:: RECORD EXCERPTS
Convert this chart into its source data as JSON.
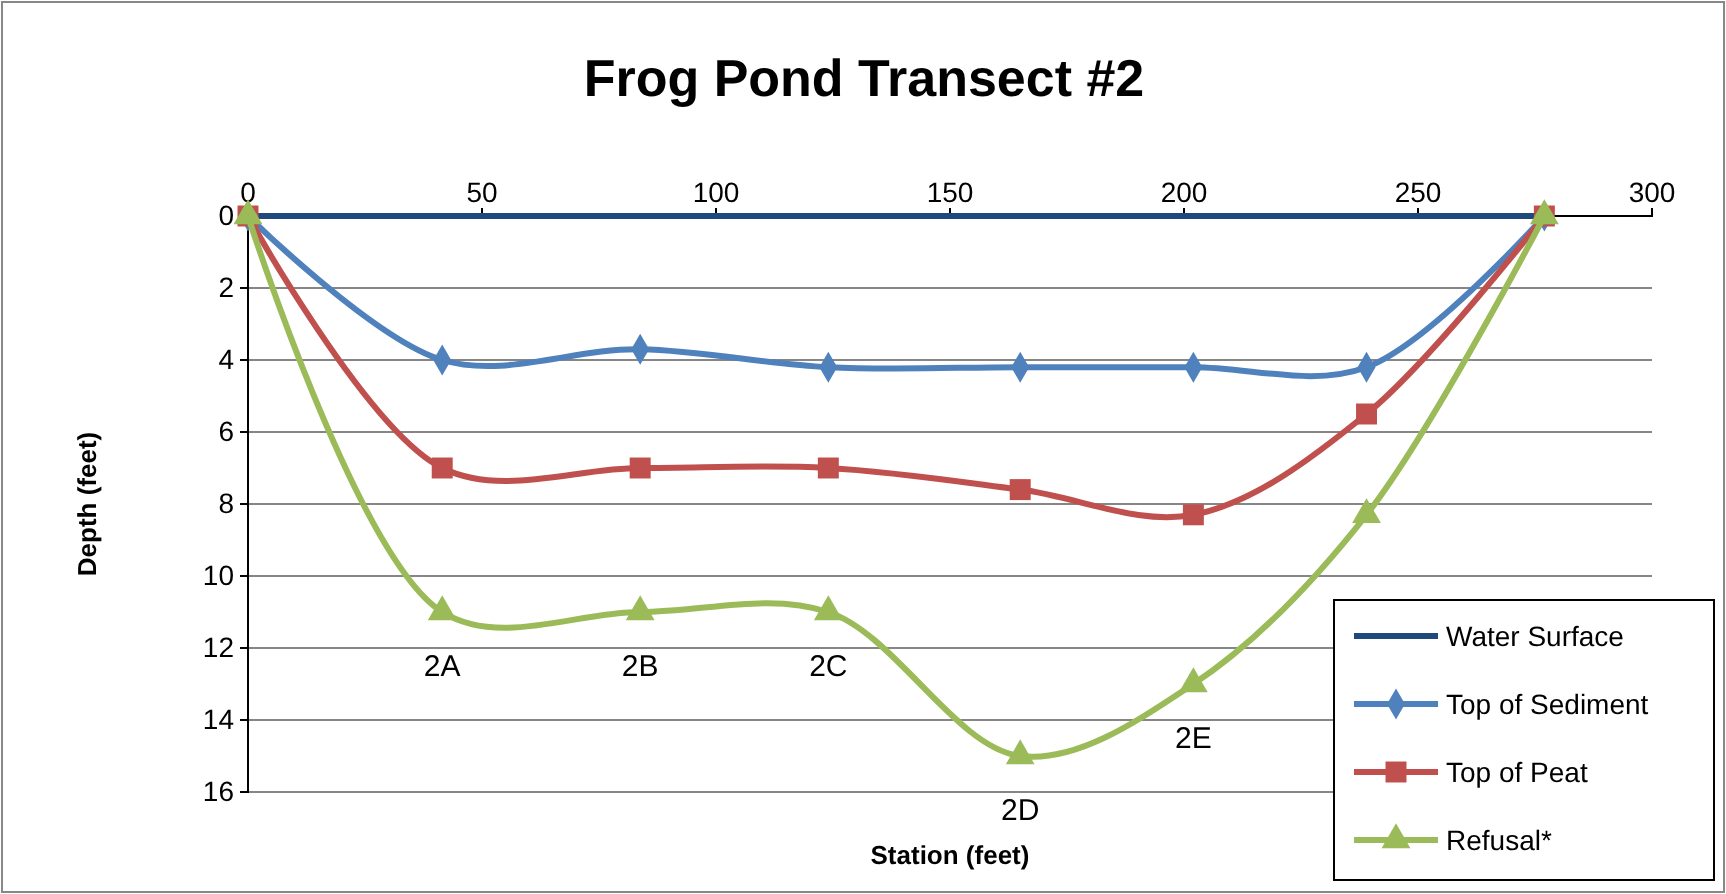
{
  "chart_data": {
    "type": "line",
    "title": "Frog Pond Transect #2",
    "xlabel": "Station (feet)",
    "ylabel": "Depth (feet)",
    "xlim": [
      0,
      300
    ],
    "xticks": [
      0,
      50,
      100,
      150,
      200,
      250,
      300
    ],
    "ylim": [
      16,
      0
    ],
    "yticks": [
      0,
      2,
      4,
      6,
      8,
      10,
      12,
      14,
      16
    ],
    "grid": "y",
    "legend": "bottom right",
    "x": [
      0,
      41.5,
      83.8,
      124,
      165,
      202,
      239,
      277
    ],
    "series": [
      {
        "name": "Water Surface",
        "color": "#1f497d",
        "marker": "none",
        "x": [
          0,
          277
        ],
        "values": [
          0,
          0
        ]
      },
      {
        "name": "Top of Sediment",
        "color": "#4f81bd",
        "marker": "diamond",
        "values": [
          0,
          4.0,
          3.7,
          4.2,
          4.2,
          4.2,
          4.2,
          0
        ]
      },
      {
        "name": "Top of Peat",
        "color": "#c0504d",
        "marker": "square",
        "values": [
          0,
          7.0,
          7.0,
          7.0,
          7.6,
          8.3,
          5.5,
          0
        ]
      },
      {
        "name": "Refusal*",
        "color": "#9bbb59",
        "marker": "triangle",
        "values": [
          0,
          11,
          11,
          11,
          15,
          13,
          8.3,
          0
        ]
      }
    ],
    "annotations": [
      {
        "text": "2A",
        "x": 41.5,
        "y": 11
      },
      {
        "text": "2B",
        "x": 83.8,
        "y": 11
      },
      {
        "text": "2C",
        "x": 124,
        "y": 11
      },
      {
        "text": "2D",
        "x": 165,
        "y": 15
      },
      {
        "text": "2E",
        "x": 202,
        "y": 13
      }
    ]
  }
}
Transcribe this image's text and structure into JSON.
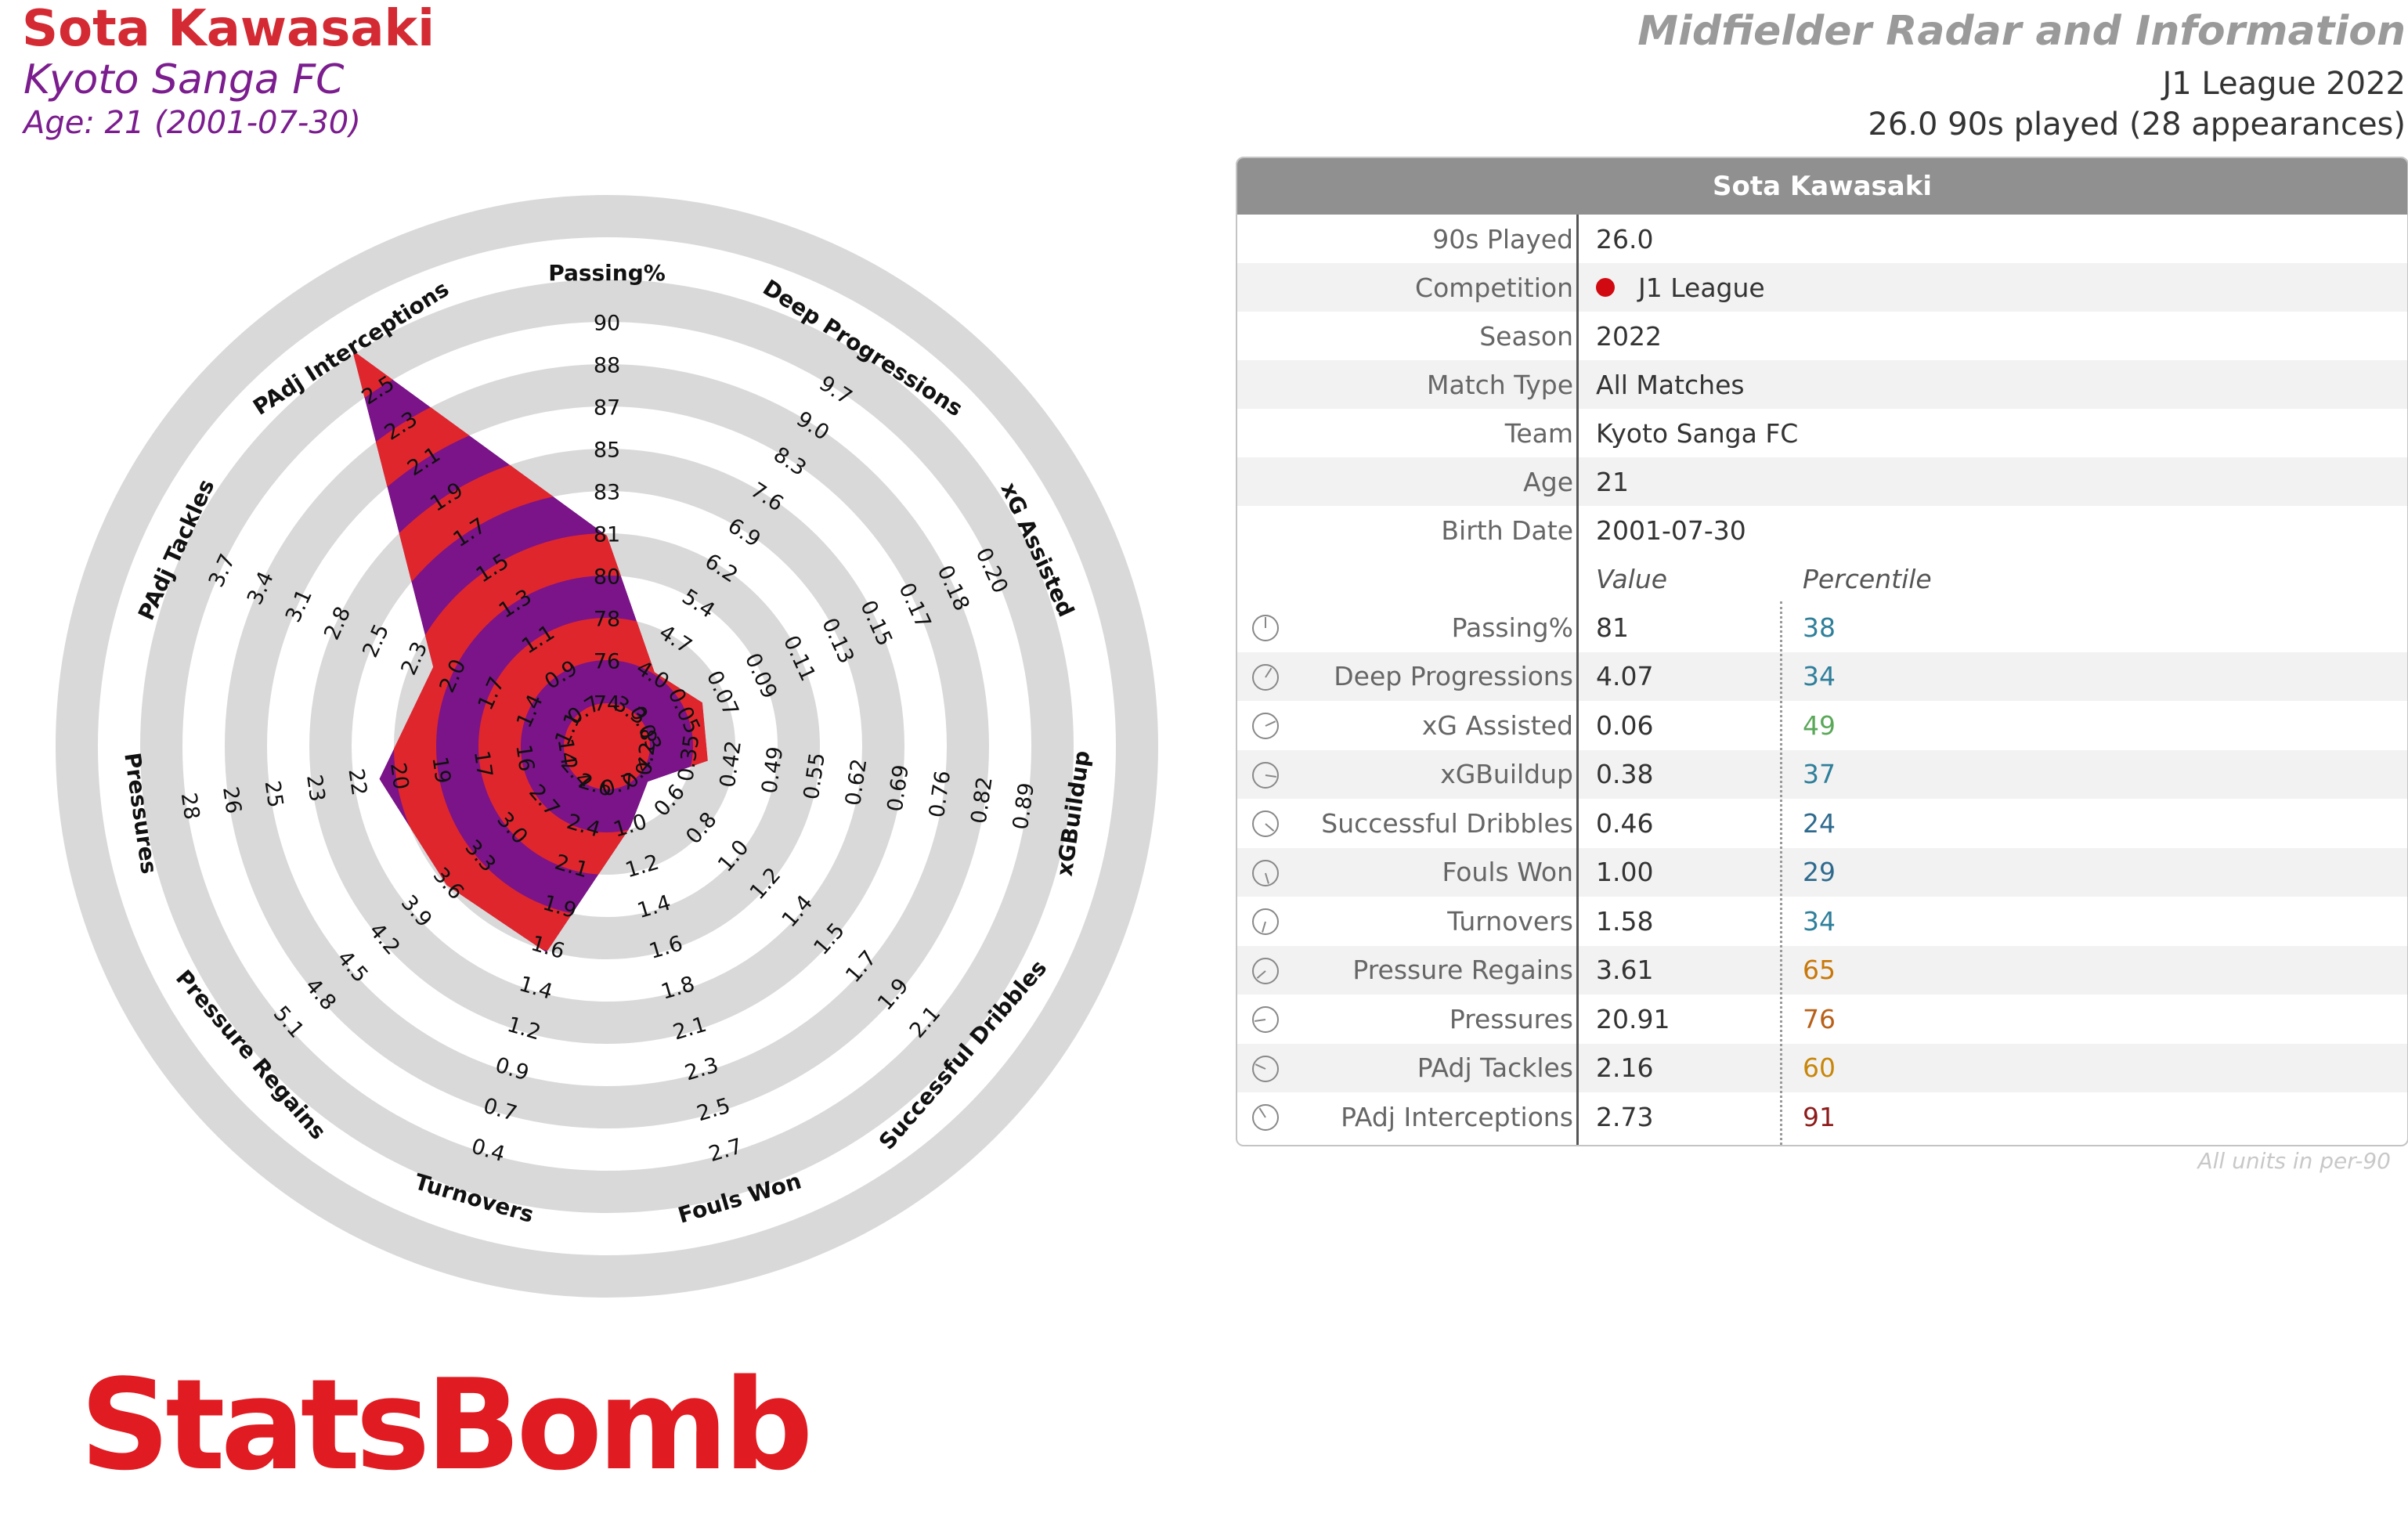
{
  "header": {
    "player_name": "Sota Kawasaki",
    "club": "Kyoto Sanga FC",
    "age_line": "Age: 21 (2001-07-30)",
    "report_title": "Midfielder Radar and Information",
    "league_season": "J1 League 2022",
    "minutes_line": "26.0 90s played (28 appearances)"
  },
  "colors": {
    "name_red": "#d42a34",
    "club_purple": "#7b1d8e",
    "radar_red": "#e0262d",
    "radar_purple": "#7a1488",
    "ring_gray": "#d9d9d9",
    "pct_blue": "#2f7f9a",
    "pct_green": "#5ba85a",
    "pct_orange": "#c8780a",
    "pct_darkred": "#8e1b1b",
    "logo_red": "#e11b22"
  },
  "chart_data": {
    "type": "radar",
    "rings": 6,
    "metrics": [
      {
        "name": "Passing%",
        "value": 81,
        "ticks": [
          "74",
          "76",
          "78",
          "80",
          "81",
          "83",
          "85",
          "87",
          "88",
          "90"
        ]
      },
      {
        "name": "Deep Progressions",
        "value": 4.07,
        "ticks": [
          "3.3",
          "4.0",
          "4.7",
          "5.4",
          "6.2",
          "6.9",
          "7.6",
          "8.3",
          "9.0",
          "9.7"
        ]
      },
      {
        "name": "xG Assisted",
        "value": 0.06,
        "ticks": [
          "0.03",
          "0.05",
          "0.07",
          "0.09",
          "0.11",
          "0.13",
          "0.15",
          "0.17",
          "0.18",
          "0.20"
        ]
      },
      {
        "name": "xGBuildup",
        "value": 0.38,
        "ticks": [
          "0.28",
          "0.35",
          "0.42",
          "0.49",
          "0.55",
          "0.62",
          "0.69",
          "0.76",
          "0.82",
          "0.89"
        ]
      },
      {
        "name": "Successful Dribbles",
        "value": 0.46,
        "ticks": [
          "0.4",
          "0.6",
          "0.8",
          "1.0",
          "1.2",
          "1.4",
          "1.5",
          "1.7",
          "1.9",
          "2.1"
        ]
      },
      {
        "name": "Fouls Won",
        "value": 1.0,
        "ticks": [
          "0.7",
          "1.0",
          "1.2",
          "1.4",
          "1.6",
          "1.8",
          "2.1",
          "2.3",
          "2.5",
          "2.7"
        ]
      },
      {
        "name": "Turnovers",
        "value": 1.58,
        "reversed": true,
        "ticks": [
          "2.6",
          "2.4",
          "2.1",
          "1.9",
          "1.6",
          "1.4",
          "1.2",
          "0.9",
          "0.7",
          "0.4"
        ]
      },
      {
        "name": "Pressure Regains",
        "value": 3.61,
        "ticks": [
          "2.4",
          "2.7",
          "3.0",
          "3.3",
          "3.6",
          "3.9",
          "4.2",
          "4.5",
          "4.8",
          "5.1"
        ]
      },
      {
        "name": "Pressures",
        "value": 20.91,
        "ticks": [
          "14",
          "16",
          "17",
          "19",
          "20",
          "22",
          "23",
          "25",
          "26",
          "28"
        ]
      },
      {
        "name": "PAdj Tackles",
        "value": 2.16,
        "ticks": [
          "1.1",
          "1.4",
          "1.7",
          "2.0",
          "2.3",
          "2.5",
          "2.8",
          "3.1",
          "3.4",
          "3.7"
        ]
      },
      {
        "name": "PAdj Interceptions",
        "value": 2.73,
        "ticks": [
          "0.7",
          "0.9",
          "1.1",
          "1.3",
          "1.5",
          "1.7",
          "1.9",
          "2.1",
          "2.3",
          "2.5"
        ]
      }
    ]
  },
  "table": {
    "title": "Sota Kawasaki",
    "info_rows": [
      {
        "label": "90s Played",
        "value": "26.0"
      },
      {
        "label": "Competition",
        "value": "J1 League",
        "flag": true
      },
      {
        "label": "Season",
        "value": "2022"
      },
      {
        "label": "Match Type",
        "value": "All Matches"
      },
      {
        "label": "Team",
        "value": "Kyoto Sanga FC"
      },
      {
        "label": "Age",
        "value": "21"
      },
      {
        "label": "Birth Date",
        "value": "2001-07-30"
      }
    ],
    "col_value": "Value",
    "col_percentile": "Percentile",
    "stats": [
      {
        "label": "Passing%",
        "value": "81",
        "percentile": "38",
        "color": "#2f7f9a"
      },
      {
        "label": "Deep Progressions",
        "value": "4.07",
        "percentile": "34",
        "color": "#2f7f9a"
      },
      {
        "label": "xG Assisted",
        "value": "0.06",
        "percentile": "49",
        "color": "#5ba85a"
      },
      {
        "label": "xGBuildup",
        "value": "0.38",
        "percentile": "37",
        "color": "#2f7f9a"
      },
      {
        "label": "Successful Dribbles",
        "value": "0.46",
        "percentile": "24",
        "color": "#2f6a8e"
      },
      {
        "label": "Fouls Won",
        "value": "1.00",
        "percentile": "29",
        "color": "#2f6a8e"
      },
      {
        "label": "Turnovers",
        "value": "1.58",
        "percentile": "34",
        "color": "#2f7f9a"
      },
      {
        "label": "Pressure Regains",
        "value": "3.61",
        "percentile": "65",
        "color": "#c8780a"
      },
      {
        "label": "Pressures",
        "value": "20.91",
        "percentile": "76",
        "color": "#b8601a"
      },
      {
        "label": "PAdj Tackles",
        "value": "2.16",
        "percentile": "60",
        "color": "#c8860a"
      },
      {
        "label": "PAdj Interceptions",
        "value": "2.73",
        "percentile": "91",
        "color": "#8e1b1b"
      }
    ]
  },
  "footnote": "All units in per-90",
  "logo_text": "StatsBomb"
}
::::
Omit every picture, then reproduce the rest of the listing exactly.

Convert this chart into its source data as JSON.
{
  "chart_data": {
    "type": "line",
    "title": "Frog Pond Transect #2",
    "xlabel": "Station (feet)",
    "ylabel": "Depth (feet)",
    "xlim": [
      0,
      300
    ],
    "xticks": [
      0,
      50,
      100,
      150,
      200,
      250,
      300
    ],
    "ylim": [
      16,
      0
    ],
    "yticks": [
      0,
      2,
      4,
      6,
      8,
      10,
      12,
      14,
      16
    ],
    "grid": "y",
    "legend": "bottom right",
    "x": [
      0,
      41.5,
      83.8,
      124,
      165,
      202,
      239,
      277
    ],
    "series": [
      {
        "name": "Water Surface",
        "color": "#1f497d",
        "marker": "none",
        "x": [
          0,
          277
        ],
        "values": [
          0,
          0
        ]
      },
      {
        "name": "Top of Sediment",
        "color": "#4f81bd",
        "marker": "diamond",
        "values": [
          0,
          4.0,
          3.7,
          4.2,
          4.2,
          4.2,
          4.2,
          0
        ]
      },
      {
        "name": "Top of Peat",
        "color": "#c0504d",
        "marker": "square",
        "values": [
          0,
          7.0,
          7.0,
          7.0,
          7.6,
          8.3,
          5.5,
          0
        ]
      },
      {
        "name": "Refusal*",
        "color": "#9bbb59",
        "marker": "triangle",
        "values": [
          0,
          11,
          11,
          11,
          15,
          13,
          8.3,
          0
        ]
      }
    ],
    "annotations": [
      {
        "text": "2A",
        "x": 41.5,
        "y": 11
      },
      {
        "text": "2B",
        "x": 83.8,
        "y": 11
      },
      {
        "text": "2C",
        "x": 124,
        "y": 11
      },
      {
        "text": "2D",
        "x": 165,
        "y": 15
      },
      {
        "text": "2E",
        "x": 202,
        "y": 13
      }
    ]
  }
}
Transcribe this image's text and structure into JSON.
{
  "header": {
    "player_name": "Sota Kawasaki",
    "club": "Kyoto Sanga FC",
    "age_line": "Age: 21 (2001-07-30)",
    "report_title": "Midfielder Radar and Information",
    "league_season": "J1 League 2022",
    "minutes_line": "26.0 90s played (28 appearances)"
  },
  "colors": {
    "name_red": "#d42a34",
    "club_purple": "#7b1d8e",
    "radar_red": "#e0262d",
    "radar_purple": "#7a1488",
    "ring_gray": "#d9d9d9",
    "pct_blue": "#2f7f9a",
    "pct_green": "#5ba85a",
    "pct_orange": "#c8780a",
    "pct_darkred": "#8e1b1b",
    "logo_red": "#e11b22"
  },
  "chart_data": {
    "type": "radar",
    "rings": 6,
    "metrics": [
      {
        "name": "Passing%",
        "value": 81,
        "ticks": [
          "74",
          "76",
          "78",
          "80",
          "81",
          "83",
          "85",
          "87",
          "88",
          "90"
        ]
      },
      {
        "name": "Deep Progressions",
        "value": 4.07,
        "ticks": [
          "3.3",
          "4.0",
          "4.7",
          "5.4",
          "6.2",
          "6.9",
          "7.6",
          "8.3",
          "9.0",
          "9.7"
        ]
      },
      {
        "name": "xG Assisted",
        "value": 0.06,
        "ticks": [
          "0.03",
          "0.05",
          "0.07",
          "0.09",
          "0.11",
          "0.13",
          "0.15",
          "0.17",
          "0.18",
          "0.20"
        ]
      },
      {
        "name": "xGBuildup",
        "value": 0.38,
        "ticks": [
          "0.28",
          "0.35",
          "0.42",
          "0.49",
          "0.55",
          "0.62",
          "0.69",
          "0.76",
          "0.82",
          "0.89"
        ]
      },
      {
        "name": "Successful Dribbles",
        "value": 0.46,
        "ticks": [
          "0.4",
          "0.6",
          "0.8",
          "1.0",
          "1.2",
          "1.4",
          "1.5",
          "1.7",
          "1.9",
          "2.1"
        ]
      },
      {
        "name": "Fouls Won",
        "value": 1.0,
        "ticks": [
          "0.7",
          "1.0",
          "1.2",
          "1.4",
          "1.6",
          "1.8",
          "2.1",
          "2.3",
          "2.5",
          "2.7"
        ]
      },
      {
        "name": "Turnovers",
        "value": 1.58,
        "reversed": true,
        "ticks": [
          "2.6",
          "2.4",
          "2.1",
          "1.9",
          "1.6",
          "1.4",
          "1.2",
          "0.9",
          "0.7",
          "0.4"
        ]
      },
      {
        "name": "Pressure Regains",
        "value": 3.61,
        "ticks": [
          "2.4",
          "2.7",
          "3.0",
          "3.3",
          "3.6",
          "3.9",
          "4.2",
          "4.5",
          "4.8",
          "5.1"
        ]
      },
      {
        "name": "Pressures",
        "value": 20.91,
        "ticks": [
          "14",
          "16",
          "17",
          "19",
          "20",
          "22",
          "23",
          "25",
          "26",
          "28"
        ]
      },
      {
        "name": "PAdj Tackles",
        "value": 2.16,
        "ticks": [
          "1.1",
          "1.4",
          "1.7",
          "2.0",
          "2.3",
          "2.5",
          "2.8",
          "3.1",
          "3.4",
          "3.7"
        ]
      },
      {
        "name": "PAdj Interceptions",
        "value": 2.73,
        "ticks": [
          "0.7",
          "0.9",
          "1.1",
          "1.3",
          "1.5",
          "1.7",
          "1.9",
          "2.1",
          "2.3",
          "2.5"
        ]
      }
    ]
  },
  "table": {
    "title": "Sota Kawasaki",
    "info_rows": [
      {
        "label": "90s Played",
        "value": "26.0"
      },
      {
        "label": "Competition",
        "value": "J1 League",
        "flag": true
      },
      {
        "label": "Season",
        "value": "2022"
      },
      {
        "label": "Match Type",
        "value": "All Matches"
      },
      {
        "label": "Team",
        "value": "Kyoto Sanga FC"
      },
      {
        "label": "Age",
        "value": "21"
      },
      {
        "label": "Birth Date",
        "value": "2001-07-30"
      }
    ],
    "col_value": "Value",
    "col_percentile": "Percentile",
    "stats": [
      {
        "label": "Passing%",
        "value": "81",
        "percentile": "38",
        "color": "#2f7f9a"
      },
      {
        "label": "Deep Progressions",
        "value": "4.07",
        "percentile": "34",
        "color": "#2f7f9a"
      },
      {
        "label": "xG Assisted",
        "value": "0.06",
        "percentile": "49",
        "color": "#5ba85a"
      },
      {
        "label": "xGBuildup",
        "value": "0.38",
        "percentile": "37",
        "color": "#2f7f9a"
      },
      {
        "label": "Successful Dribbles",
        "value": "0.46",
        "percentile": "24",
        "color": "#2f6a8e"
      },
      {
        "label": "Fouls Won",
        "value": "1.00",
        "percentile": "29",
        "color": "#2f6a8e"
      },
      {
        "label": "Turnovers",
        "value": "1.58",
        "percentile": "34",
        "color": "#2f7f9a"
      },
      {
        "label": "Pressure Regains",
        "value": "3.61",
        "percentile": "65",
        "color": "#c8780a"
      },
      {
        "label": "Pressures",
        "value": "20.91",
        "percentile": "76",
        "color": "#b8601a"
      },
      {
        "label": "PAdj Tackles",
        "value": "2.16",
        "percentile": "60",
        "color": "#c8860a"
      },
      {
        "label": "PAdj Interceptions",
        "value": "2.73",
        "percentile": "91",
        "color": "#8e1b1b"
      }
    ]
  },
  "footnote": "All units in per-90",
  "logo_text": "StatsBomb"
}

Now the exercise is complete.